### RECORDS SHOWN
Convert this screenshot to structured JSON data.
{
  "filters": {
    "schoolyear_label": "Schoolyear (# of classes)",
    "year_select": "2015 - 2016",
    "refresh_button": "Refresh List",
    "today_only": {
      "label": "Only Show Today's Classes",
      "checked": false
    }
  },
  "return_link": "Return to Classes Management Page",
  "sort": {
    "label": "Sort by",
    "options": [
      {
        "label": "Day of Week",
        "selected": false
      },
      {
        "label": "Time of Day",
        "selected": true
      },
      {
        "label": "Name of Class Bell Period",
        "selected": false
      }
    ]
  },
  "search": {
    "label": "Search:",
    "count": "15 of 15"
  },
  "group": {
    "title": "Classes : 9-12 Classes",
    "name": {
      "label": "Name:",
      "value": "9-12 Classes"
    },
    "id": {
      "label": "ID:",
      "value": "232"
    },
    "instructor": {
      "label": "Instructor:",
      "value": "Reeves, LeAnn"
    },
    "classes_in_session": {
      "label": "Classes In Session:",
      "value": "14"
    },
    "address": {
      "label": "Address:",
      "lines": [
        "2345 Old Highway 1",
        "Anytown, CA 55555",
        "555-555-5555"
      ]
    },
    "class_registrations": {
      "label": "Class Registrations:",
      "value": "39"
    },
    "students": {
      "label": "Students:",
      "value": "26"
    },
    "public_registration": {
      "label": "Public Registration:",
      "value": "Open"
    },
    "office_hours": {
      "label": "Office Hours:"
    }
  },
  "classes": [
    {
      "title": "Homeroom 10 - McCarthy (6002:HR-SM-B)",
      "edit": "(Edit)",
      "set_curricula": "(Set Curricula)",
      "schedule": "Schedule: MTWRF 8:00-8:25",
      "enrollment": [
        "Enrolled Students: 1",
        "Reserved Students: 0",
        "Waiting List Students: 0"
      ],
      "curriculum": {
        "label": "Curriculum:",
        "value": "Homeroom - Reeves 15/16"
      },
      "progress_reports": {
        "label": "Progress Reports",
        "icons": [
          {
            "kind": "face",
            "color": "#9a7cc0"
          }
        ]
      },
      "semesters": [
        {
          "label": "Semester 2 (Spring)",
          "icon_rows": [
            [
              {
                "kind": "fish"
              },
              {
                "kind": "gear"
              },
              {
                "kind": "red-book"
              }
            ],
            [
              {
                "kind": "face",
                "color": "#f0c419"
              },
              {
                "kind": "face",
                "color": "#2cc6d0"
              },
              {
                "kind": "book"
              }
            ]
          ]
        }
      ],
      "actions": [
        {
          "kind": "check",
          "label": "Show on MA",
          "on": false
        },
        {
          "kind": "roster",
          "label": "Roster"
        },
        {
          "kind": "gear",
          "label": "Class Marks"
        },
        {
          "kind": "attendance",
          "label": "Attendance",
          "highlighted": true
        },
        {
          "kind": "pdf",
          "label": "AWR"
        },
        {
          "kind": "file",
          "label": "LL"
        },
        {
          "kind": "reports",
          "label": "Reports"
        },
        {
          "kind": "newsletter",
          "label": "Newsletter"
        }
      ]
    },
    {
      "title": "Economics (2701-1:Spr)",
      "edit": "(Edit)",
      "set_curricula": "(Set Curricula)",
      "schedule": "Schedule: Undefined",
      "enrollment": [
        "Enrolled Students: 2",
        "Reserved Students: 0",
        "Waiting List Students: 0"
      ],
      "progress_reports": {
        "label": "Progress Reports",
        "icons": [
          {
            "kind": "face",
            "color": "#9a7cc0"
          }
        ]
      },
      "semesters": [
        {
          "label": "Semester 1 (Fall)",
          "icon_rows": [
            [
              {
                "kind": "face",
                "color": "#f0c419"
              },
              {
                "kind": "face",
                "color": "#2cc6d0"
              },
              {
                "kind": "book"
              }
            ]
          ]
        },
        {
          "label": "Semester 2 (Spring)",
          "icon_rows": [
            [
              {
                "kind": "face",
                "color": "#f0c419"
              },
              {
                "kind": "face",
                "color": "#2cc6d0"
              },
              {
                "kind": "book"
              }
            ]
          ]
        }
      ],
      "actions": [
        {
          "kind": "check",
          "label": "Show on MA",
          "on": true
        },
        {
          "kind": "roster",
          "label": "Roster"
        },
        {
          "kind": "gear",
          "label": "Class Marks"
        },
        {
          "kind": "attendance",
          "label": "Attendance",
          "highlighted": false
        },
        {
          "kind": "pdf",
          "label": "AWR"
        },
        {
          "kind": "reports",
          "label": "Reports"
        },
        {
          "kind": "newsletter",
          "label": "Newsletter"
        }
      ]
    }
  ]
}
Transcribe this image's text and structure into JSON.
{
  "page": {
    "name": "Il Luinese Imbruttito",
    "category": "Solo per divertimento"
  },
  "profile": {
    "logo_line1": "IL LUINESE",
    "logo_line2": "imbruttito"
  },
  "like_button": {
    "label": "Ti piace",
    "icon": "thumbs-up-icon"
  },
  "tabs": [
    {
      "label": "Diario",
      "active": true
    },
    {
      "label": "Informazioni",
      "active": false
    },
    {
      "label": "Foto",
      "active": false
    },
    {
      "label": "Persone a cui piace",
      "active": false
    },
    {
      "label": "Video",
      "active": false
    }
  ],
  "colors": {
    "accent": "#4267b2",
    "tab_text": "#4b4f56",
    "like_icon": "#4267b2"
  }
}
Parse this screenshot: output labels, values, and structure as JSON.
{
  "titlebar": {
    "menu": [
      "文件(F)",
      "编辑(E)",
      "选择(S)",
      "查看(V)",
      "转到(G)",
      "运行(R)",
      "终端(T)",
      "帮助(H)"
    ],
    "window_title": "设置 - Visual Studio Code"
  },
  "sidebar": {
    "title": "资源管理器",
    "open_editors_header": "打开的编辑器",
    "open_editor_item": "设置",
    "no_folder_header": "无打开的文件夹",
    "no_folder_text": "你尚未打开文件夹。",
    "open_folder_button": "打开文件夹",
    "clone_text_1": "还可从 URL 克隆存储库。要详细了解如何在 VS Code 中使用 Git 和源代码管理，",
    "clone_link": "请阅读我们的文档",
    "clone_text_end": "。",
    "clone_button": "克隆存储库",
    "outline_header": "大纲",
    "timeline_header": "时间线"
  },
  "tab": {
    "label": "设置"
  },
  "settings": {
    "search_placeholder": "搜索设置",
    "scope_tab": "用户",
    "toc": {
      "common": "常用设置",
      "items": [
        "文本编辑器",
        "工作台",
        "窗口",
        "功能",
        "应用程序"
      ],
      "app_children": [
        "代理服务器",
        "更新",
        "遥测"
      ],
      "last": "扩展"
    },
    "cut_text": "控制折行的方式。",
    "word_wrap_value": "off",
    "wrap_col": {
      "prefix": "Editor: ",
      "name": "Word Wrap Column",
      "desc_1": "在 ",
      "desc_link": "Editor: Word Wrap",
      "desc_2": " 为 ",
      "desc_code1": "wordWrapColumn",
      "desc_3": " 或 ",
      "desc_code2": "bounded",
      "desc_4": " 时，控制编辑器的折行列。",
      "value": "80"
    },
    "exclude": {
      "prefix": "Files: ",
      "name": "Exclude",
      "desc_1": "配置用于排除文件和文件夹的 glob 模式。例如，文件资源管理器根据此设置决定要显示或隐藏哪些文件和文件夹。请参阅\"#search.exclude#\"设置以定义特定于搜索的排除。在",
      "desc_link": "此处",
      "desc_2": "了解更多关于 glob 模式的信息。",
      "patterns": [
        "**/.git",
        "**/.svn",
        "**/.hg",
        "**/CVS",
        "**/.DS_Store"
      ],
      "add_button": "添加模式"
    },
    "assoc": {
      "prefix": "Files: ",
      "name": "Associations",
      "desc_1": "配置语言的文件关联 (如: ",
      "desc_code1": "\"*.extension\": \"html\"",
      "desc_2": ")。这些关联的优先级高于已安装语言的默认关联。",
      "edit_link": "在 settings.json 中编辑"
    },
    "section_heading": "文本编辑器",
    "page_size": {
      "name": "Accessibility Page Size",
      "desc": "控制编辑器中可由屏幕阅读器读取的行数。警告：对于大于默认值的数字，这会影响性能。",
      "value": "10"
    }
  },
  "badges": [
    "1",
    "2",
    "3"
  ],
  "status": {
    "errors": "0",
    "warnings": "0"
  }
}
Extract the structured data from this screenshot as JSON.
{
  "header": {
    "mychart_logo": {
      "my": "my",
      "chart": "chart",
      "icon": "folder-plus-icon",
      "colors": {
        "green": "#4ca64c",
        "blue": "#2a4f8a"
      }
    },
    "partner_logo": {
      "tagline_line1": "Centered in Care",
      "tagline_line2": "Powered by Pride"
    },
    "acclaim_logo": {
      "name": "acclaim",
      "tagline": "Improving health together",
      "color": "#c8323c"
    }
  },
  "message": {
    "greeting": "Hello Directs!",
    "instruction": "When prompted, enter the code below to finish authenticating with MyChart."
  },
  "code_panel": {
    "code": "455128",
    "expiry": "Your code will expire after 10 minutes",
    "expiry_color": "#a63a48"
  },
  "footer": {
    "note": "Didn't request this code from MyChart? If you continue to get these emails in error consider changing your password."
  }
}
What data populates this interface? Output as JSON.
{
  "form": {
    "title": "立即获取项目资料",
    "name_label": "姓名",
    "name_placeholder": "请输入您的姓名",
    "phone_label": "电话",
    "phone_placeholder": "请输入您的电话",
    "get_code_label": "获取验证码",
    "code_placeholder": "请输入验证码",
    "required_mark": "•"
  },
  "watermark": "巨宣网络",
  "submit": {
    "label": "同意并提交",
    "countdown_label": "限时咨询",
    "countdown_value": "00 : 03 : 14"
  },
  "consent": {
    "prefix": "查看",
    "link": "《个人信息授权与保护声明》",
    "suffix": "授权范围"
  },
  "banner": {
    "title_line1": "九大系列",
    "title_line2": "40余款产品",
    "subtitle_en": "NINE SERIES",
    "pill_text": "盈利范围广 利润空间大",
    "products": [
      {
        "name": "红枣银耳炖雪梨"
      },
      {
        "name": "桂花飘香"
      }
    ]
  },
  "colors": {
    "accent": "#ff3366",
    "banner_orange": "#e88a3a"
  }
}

### TASK STATEMENT
In the listing above, find the line containing "Extract the structured", then reproduce it and each line after it through the end, exactly and with nothing added.

### CORRECT RESPONSE
Extract the structured data from this screenshot as JSON.
{
  "header": {
    "mychart_logo": {
      "my": "my",
      "chart": "chart",
      "icon": "folder-plus-icon",
      "colors": {
        "green": "#4ca64c",
        "blue": "#2a4f8a"
      }
    },
    "partner_logo": {
      "tagline_line1": "Centered in Care",
      "tagline_line2": "Powered by Pride"
    },
    "acclaim_logo": {
      "name": "acclaim",
      "tagline": "Improving health together",
      "color": "#c8323c"
    }
  },
  "message": {
    "greeting": "Hello Directs!",
    "instruction": "When prompted, enter the code below to finish authenticating with MyChart."
  },
  "code_panel": {
    "code": "455128",
    "expiry": "Your code will expire after 10 minutes",
    "expiry_color": "#a63a48"
  },
  "footer": {
    "note": "Didn't request this code from MyChart? If you continue to get these emails in error consider changing your password."
  }
}
What data populates this interface? Output as JSON.
{
  "form": {
    "title": "立即获取项目资料",
    "name_label": "姓名",
    "name_placeholder": "请输入您的姓名",
    "phone_label": "电话",
    "phone_placeholder": "请输入您的电话",
    "get_code_label": "获取验证码",
    "code_placeholder": "请输入验证码",
    "required_mark": "•"
  },
  "watermark": "巨宣网络",
  "submit": {
    "label": "同意并提交",
    "countdown_label": "限时咨询",
    "countdown_value": "00 : 03 : 14"
  },
  "consent": {
    "prefix": "查看",
    "link": "《个人信息授权与保护声明》",
    "suffix": "授权范围"
  },
  "banner": {
    "title_line1": "九大系列",
    "title_line2": "40余款产品",
    "subtitle_en": "NINE SERIES",
    "pill_text": "盈利范围广 利润空间大",
    "products": [
      {
        "name": "红枣银耳炖雪梨"
      },
      {
        "name": "桂花飘香"
      }
    ]
  },
  "colors": {
    "accent": "#ff3366",
    "banner_orange": "#e88a3a"
  }
}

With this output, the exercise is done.